GIVEN INSTRUCTION >> Copy out the lines below word for word, from the line containing "pc-shading-blob [302,159,378,231]" through the line containing "contour-label: 0.9 [248,55,273,74]", both included.

DATA SHOWN >>
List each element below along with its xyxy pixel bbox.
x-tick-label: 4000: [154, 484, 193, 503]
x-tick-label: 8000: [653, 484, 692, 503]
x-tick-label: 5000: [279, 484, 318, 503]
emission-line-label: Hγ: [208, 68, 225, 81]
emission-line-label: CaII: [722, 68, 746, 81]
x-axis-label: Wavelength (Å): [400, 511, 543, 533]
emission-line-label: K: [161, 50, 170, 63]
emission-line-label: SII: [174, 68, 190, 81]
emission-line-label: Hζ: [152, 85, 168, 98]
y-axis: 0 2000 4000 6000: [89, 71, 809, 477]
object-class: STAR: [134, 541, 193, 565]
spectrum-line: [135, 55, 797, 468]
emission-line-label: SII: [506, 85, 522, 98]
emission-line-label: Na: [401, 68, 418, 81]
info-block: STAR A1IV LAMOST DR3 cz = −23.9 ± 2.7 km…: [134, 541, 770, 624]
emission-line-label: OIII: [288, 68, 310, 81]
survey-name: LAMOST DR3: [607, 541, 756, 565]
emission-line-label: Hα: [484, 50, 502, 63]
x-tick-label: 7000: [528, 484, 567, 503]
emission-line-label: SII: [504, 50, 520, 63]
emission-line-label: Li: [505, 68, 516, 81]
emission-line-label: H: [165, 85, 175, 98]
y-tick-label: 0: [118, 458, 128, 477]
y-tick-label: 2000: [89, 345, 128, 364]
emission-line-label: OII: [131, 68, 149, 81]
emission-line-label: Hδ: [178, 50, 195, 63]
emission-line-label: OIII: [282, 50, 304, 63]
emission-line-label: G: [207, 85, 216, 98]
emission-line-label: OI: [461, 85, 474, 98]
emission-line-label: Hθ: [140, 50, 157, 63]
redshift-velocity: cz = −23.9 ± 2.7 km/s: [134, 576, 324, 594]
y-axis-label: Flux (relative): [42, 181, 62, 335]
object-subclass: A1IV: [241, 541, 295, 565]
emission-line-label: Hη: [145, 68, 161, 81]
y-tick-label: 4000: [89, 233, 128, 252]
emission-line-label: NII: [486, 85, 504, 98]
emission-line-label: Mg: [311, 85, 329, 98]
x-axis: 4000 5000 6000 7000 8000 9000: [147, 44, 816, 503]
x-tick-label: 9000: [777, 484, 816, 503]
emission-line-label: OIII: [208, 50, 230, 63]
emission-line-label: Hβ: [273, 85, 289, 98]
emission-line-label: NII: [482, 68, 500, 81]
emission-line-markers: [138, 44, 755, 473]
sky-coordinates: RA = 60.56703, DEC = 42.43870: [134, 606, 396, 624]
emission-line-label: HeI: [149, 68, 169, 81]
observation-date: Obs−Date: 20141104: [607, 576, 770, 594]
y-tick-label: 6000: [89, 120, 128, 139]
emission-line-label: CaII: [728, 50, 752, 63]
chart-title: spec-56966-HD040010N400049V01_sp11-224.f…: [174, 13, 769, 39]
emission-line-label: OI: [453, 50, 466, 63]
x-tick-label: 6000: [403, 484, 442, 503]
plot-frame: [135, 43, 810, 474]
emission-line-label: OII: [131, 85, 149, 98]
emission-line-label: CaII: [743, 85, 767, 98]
* * *
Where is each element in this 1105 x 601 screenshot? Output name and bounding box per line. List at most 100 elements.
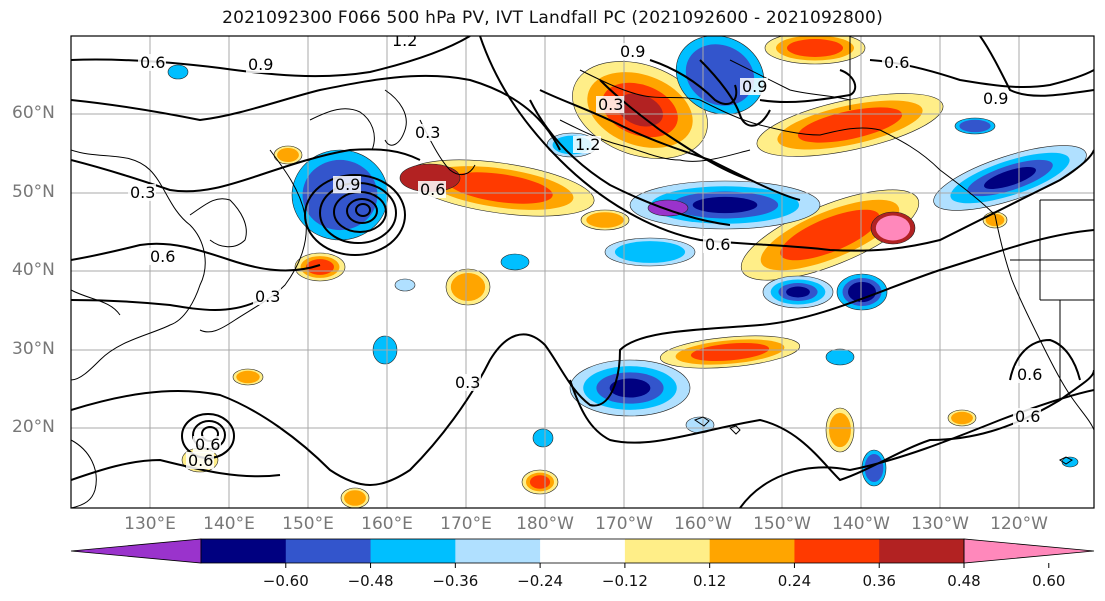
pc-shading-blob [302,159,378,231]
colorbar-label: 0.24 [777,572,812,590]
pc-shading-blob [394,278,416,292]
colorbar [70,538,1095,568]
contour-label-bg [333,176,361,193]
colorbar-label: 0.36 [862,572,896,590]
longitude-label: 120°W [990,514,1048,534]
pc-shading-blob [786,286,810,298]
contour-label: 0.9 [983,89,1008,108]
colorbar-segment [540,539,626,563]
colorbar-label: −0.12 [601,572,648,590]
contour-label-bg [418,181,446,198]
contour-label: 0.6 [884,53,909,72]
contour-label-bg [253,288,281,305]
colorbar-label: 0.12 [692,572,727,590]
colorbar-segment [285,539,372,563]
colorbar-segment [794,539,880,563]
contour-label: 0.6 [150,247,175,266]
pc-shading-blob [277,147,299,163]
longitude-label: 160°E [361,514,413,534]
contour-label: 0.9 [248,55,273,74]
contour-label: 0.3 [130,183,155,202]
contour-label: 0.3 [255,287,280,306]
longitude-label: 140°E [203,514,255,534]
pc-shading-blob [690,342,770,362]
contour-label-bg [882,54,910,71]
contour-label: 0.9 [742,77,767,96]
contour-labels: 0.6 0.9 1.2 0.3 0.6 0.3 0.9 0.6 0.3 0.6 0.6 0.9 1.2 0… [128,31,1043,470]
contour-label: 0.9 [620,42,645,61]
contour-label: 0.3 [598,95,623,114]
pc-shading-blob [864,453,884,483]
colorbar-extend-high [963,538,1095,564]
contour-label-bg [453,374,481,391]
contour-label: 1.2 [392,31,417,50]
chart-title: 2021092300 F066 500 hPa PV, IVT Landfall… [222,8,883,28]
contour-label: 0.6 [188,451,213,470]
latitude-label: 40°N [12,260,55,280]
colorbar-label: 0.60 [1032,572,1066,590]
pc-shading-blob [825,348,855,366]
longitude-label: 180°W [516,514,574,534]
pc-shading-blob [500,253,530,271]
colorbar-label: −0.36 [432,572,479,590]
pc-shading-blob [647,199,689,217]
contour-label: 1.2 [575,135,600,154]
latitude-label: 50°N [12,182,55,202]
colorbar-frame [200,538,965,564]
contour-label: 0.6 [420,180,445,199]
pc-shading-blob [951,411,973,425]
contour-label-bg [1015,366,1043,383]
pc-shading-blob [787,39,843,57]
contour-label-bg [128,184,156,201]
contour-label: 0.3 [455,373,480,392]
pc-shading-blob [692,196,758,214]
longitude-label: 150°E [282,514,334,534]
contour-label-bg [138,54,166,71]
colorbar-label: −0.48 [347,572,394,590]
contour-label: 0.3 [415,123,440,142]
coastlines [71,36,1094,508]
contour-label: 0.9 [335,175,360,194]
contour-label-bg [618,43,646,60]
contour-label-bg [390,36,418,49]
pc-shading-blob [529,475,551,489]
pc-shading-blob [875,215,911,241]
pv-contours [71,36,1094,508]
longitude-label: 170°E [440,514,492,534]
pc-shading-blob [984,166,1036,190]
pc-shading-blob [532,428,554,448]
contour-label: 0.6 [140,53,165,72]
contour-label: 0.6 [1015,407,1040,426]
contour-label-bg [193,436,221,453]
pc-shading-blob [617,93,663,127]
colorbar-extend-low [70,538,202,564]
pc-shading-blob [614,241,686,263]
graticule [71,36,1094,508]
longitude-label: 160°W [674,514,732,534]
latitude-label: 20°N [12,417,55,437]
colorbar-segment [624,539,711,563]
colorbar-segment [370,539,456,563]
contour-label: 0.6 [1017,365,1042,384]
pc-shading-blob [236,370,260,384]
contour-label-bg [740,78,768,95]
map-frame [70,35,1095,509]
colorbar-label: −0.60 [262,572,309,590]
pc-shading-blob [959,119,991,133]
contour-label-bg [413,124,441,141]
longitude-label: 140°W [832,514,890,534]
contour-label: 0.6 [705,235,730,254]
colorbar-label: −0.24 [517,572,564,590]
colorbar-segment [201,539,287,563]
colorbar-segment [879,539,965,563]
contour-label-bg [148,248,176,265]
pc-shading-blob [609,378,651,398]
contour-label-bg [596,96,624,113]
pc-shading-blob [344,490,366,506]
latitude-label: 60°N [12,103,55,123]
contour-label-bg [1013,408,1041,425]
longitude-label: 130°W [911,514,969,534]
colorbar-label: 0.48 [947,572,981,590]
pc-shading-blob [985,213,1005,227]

COMPLETED EXERCISE >>
pc-shading-blob [302,159,378,231]
colorbar-label: 0.24 [777,572,812,590]
pc-shading-blob [394,278,416,292]
colorbar [70,538,1095,568]
contour-label-bg [333,176,361,193]
colorbar-label: 0.36 [862,572,896,590]
longitude-label: 120°W [990,514,1048,534]
pc-shading-blob [786,286,810,298]
contour-label: 0.9 [983,89,1008,108]
colorbar-segment [540,539,626,563]
colorbar-label: −0.12 [601,572,648,590]
contour-label-bg [418,181,446,198]
contour-label: 0.6 [884,53,909,72]
contour-label-bg [253,288,281,305]
colorbar-label: 0.12 [692,572,727,590]
colorbar-segment [285,539,372,563]
colorbar-segment [794,539,880,563]
contour-label: 0.6 [150,247,175,266]
pc-shading-blob [277,147,299,163]
longitude-label: 160°E [361,514,413,534]
contour-label: 0.9 [248,55,273,74]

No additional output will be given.